→ Entries
* Begin *

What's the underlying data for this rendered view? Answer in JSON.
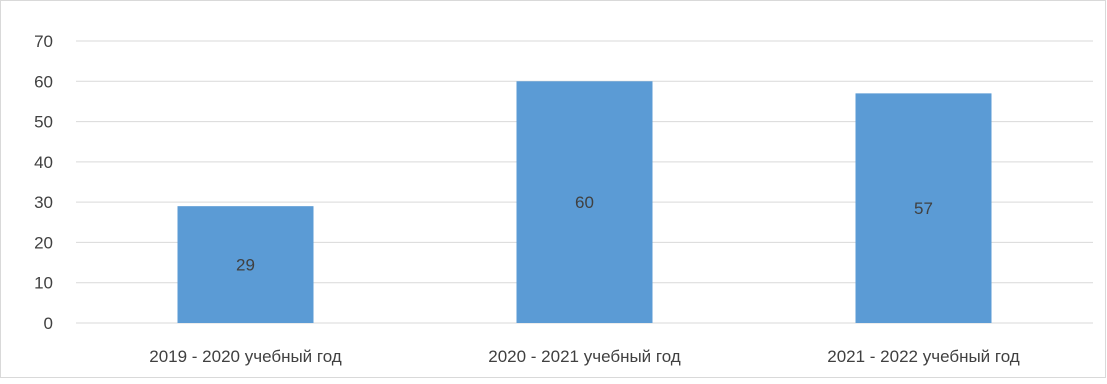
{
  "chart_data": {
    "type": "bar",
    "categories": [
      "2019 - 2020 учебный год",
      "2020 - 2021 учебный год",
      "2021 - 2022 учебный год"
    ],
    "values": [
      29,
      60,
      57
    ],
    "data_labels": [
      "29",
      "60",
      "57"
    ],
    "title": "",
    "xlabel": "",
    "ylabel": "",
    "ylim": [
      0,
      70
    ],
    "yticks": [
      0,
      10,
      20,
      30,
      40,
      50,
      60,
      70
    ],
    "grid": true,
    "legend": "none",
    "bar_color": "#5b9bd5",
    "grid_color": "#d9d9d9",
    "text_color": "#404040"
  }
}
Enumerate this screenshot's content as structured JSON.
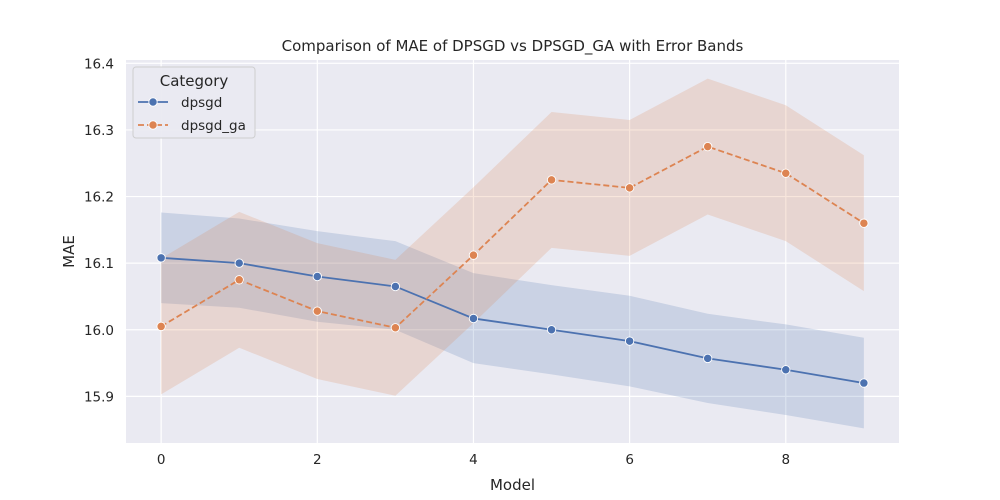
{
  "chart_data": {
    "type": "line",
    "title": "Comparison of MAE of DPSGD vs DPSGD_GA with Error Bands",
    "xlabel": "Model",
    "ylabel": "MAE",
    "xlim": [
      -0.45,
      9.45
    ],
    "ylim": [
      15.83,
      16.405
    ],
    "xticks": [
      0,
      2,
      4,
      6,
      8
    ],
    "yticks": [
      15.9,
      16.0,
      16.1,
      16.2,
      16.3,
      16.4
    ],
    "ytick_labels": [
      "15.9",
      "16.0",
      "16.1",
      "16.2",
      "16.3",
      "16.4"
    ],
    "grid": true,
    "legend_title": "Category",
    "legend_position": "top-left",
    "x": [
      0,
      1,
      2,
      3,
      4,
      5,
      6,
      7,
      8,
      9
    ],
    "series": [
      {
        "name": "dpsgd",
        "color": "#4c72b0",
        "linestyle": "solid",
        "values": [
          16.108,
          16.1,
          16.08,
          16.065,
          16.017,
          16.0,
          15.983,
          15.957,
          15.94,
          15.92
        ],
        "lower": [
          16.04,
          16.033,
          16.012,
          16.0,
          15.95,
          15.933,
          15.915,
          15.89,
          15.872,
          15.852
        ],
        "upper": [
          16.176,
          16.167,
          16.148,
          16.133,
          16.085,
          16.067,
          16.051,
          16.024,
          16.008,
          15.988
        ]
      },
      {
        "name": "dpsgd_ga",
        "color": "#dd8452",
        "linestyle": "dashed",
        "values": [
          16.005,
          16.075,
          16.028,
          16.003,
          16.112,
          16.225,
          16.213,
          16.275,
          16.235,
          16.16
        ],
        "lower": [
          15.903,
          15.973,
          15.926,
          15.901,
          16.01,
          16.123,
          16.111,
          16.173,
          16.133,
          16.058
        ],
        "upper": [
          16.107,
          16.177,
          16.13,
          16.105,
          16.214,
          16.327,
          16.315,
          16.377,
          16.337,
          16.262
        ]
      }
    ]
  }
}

* End *

→ Problem details
Write out the records above exactly as they appear, leaving out any pictures.

→ The response
What's the underlying data for this rendered view? Answer in JSON.
{
  "chart_data": {
    "type": "bar",
    "categories": [
      "2019 - 2020 учебный год",
      "2020 - 2021 учебный год",
      "2021 - 2022 учебный год"
    ],
    "values": [
      29,
      60,
      57
    ],
    "data_labels": [
      "29",
      "60",
      "57"
    ],
    "title": "",
    "xlabel": "",
    "ylabel": "",
    "ylim": [
      0,
      70
    ],
    "yticks": [
      0,
      10,
      20,
      30,
      40,
      50,
      60,
      70
    ],
    "grid": true,
    "legend": "none",
    "bar_color": "#5b9bd5",
    "grid_color": "#d9d9d9",
    "text_color": "#404040"
  }
}
Enumerate this screenshot's content as structured JSON.
{
  "chart_data": {
    "type": "line",
    "title": "Comparison of MAE of DPSGD vs DPSGD_GA with Error Bands",
    "xlabel": "Model",
    "ylabel": "MAE",
    "xlim": [
      -0.45,
      9.45
    ],
    "ylim": [
      15.83,
      16.405
    ],
    "xticks": [
      0,
      2,
      4,
      6,
      8
    ],
    "yticks": [
      15.9,
      16.0,
      16.1,
      16.2,
      16.3,
      16.4
    ],
    "ytick_labels": [
      "15.9",
      "16.0",
      "16.1",
      "16.2",
      "16.3",
      "16.4"
    ],
    "grid": true,
    "legend_title": "Category",
    "legend_position": "top-left",
    "x": [
      0,
      1,
      2,
      3,
      4,
      5,
      6,
      7,
      8,
      9
    ],
    "series": [
      {
        "name": "dpsgd",
        "color": "#4c72b0",
        "linestyle": "solid",
        "values": [
          16.108,
          16.1,
          16.08,
          16.065,
          16.017,
          16.0,
          15.983,
          15.957,
          15.94,
          15.92
        ],
        "lower": [
          16.04,
          16.033,
          16.012,
          16.0,
          15.95,
          15.933,
          15.915,
          15.89,
          15.872,
          15.852
        ],
        "upper": [
          16.176,
          16.167,
          16.148,
          16.133,
          16.085,
          16.067,
          16.051,
          16.024,
          16.008,
          15.988
        ]
      },
      {
        "name": "dpsgd_ga",
        "color": "#dd8452",
        "linestyle": "dashed",
        "values": [
          16.005,
          16.075,
          16.028,
          16.003,
          16.112,
          16.225,
          16.213,
          16.275,
          16.235,
          16.16
        ],
        "lower": [
          15.903,
          15.973,
          15.926,
          15.901,
          16.01,
          16.123,
          16.111,
          16.173,
          16.133,
          16.058
        ],
        "upper": [
          16.107,
          16.177,
          16.13,
          16.105,
          16.214,
          16.327,
          16.315,
          16.377,
          16.337,
          16.262
        ]
      }
    ]
  }
}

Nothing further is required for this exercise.